◆ **Available data**:
>> Start

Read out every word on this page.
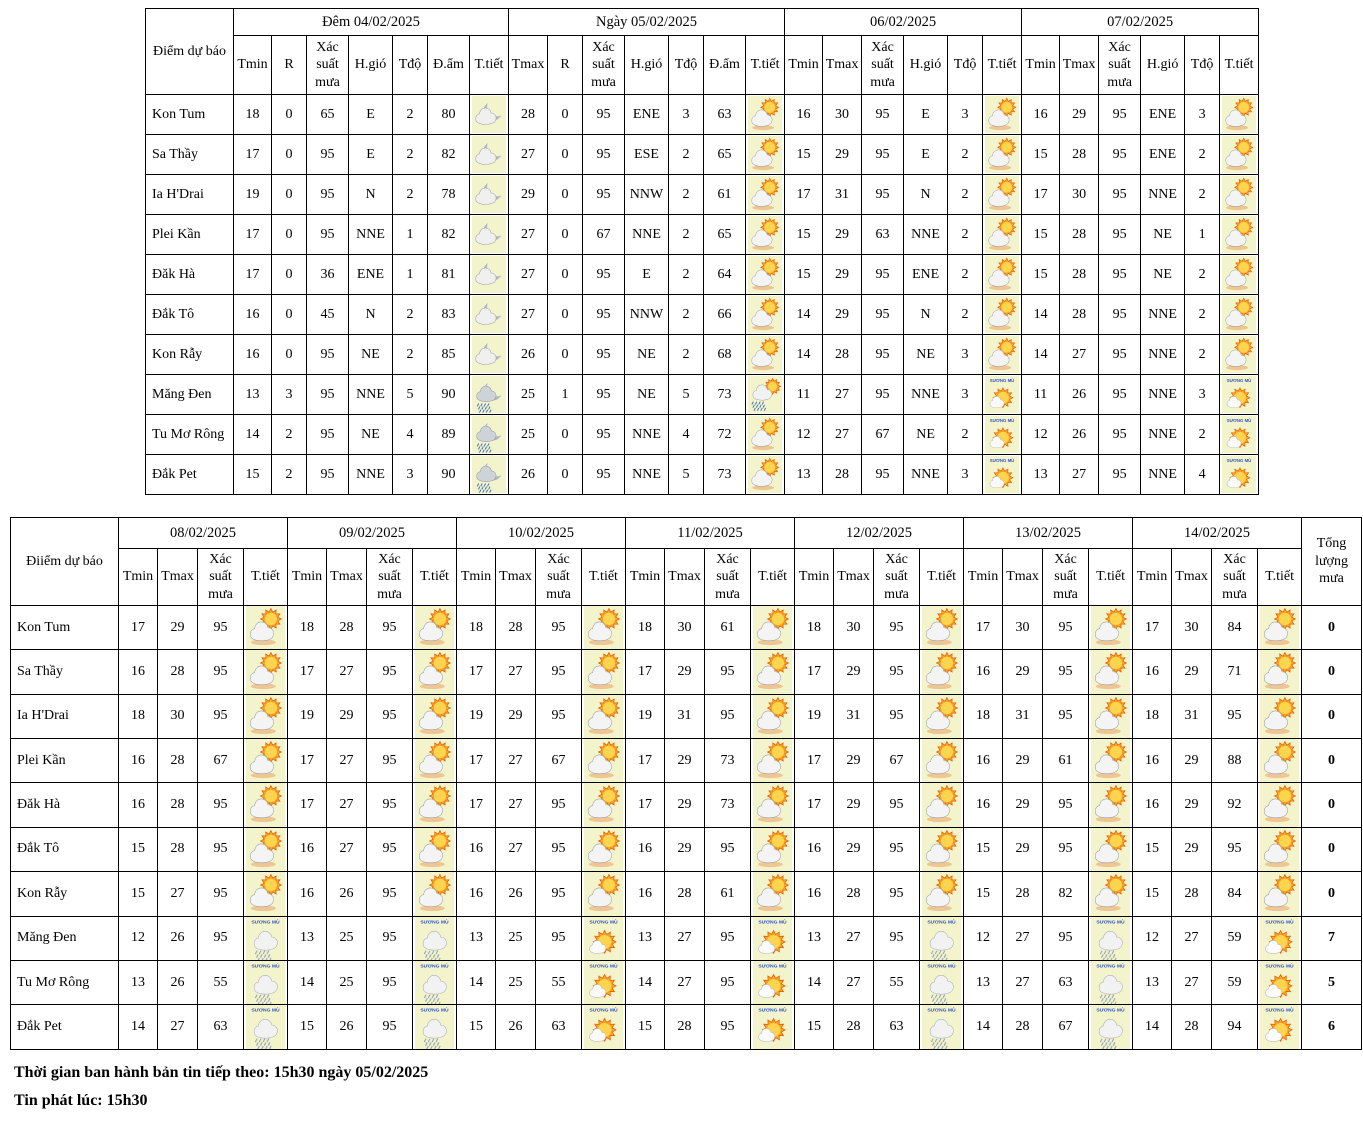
Điểm dự báo	Đêm 04/02/2025							Ngày 05/02/2025							06/02/2025						07/02/2025					
	Tmin	R	Xác suất mưa	H.gió	Tđộ	Đ.ẩm	T.tiết	Tmax	R	Xác suất mưa	H.gió	Tđộ	Đ.ẩm	T.tiết	Tmin	Tmax	Xác suất mưa	H.gió	Tđộ	T.tiết	Tmin	Tmax	Xác suất mưa	H.gió	Tđộ	T.tiết
Kon Tum	18	0	65	E	2	80		28	0	95	ENE	3	63		16	30	95	E	3		16	29	95	ENE	3	

Sa Thầy	17	0	95	E	2	82		27	0	95	ESE	2	65		15	29	95	E	2		15	28	95	ENE	2	

Ia H'Drai	19	0	95	N	2	78		29	0	95	NNW	2	61		17	31	95	N	2		17	30	95	NNE	2	

Plei Kần	17	0	95	NNE	1	82		27	0	67	NNE	2	65		15	29	63	NNE	2		15	28	95	NE	1	

Đăk Hà	17	0	36	ENE	1	81		27	0	95	E	2	64		15	29	95	ENE	2		15	28	95	NE	2	

Đắk Tô	16	0	45	N	2	83		27	0	95	NNW	2	66		14	29	95	N	2		14	28	95	NNE	2	

Kon Rẫy	16	0	95	NE	2	85		26	0	95	NE	2	68		14	28	95	NE	3		14	27	95	NNE	2	

Măng Đen	13	3	95	NNE	5	90		25	1	95	NE	5	73		11	27	95	NNE	3	SƯƠNG MÙ	11	26	95	NNE	3	SƯƠNG MÙ

Tu Mơ Rông	14	2	95	NE	4	89		25	0	95	NNE	4	72		12	27	67	NE	2	SƯƠNG MÙ	12	26	95	NNE	2	SƯƠNG MÙ

Đắk Pet	15	2	95	NNE	3	90		26	0	95	NNE	5	73		13	28	95	NNE	3	SƯƠNG MÙ	13	27	95	NNE	4	SƯƠNG MÙ
Điiểm dự báo	08/02/2025				09/02/2025				10/02/2025				11/02/2025				12/02/2025				13/02/2025				14/02/2025				Tổng lượng mưa
	Tmin	Tmax	Xác suất mưa	T.tiết	Tmin	Tmax	Xác suất mưa	T.tiết	Tmin	Tmax	Xác suất mưa	T.tiết	Tmin	Tmax	Xác suất mưa	T.tiết	Tmin	Tmax	Xác suất mưa	T.tiết	Tmin	Tmax	Xác suất mưa	T.tiết	Tmin	Tmax	Xác suất mưa	T.tiết	
Kon Tum	17	29	95		18	28	95		18	28	95		18	30	61		18	30	95		17	30	95		17	30	84		0
Sa Thầy	16	28	95		17	27	95		17	27	95		17	29	95		17	29	95		16	29	95		16	29	71		0
Ia H'Drai	18	30	95		19	29	95		19	29	95		19	31	95		19	31	95		18	31	95		18	31	95		0
Plei Kần	16	28	67		17	27	95		17	27	67		17	29	73		17	29	67		16	29	61		16	29	88		0
Đăk Hà	16	28	95		17	27	95		17	27	95		17	29	73		17	29	95		16	29	95		16	29	92		0
Đắk Tô	15	28	95		16	27	95		16	27	95		16	29	95		16	29	95		15	29	95		15	29	95		0
Kon Rẫy	15	27	95		16	26	95		16	26	95		16	28	61		16	28	95		15	28	82		15	28	84		0
Măng Đen	12	26	95	SƯƠNG MÙ	13	25	95	SƯƠNG MÙ	13	25	95	SƯƠNG MÙ	13	27	95	SƯƠNG MÙ	13	27	95	SƯƠNG MÙ	12	27	95	SƯƠNG MÙ	12	27	59	SƯƠNG MÙ	7
Tu Mơ Rông	13	26	55	SƯƠNG MÙ	14	25	95	SƯƠNG MÙ	14	25	55	SƯƠNG MÙ	14	27	95	SƯƠNG MÙ	14	27	55	SƯƠNG MÙ	13	27	63	SƯƠNG MÙ	13	27	59	SƯƠNG MÙ	5
Đắk Pet	14	27	63	SƯƠNG MÙ	15	26	95	SƯƠNG MÙ	15	26	63	SƯƠNG MÙ	15	28	95	SƯƠNG MÙ	15	28	63	SƯƠNG MÙ	14	28	67	SƯƠNG MÙ	14	28	94	SƯƠNG MÙ	6
Thời gian ban hành bản tin tiếp theo: 15h30 ngày 05/02/2025
Tin phát lúc: 15h30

>> End

◆ **The problem**:
Each line containing the word "tiết" counts once; report the total alone.

◆ **Exercise result**:
2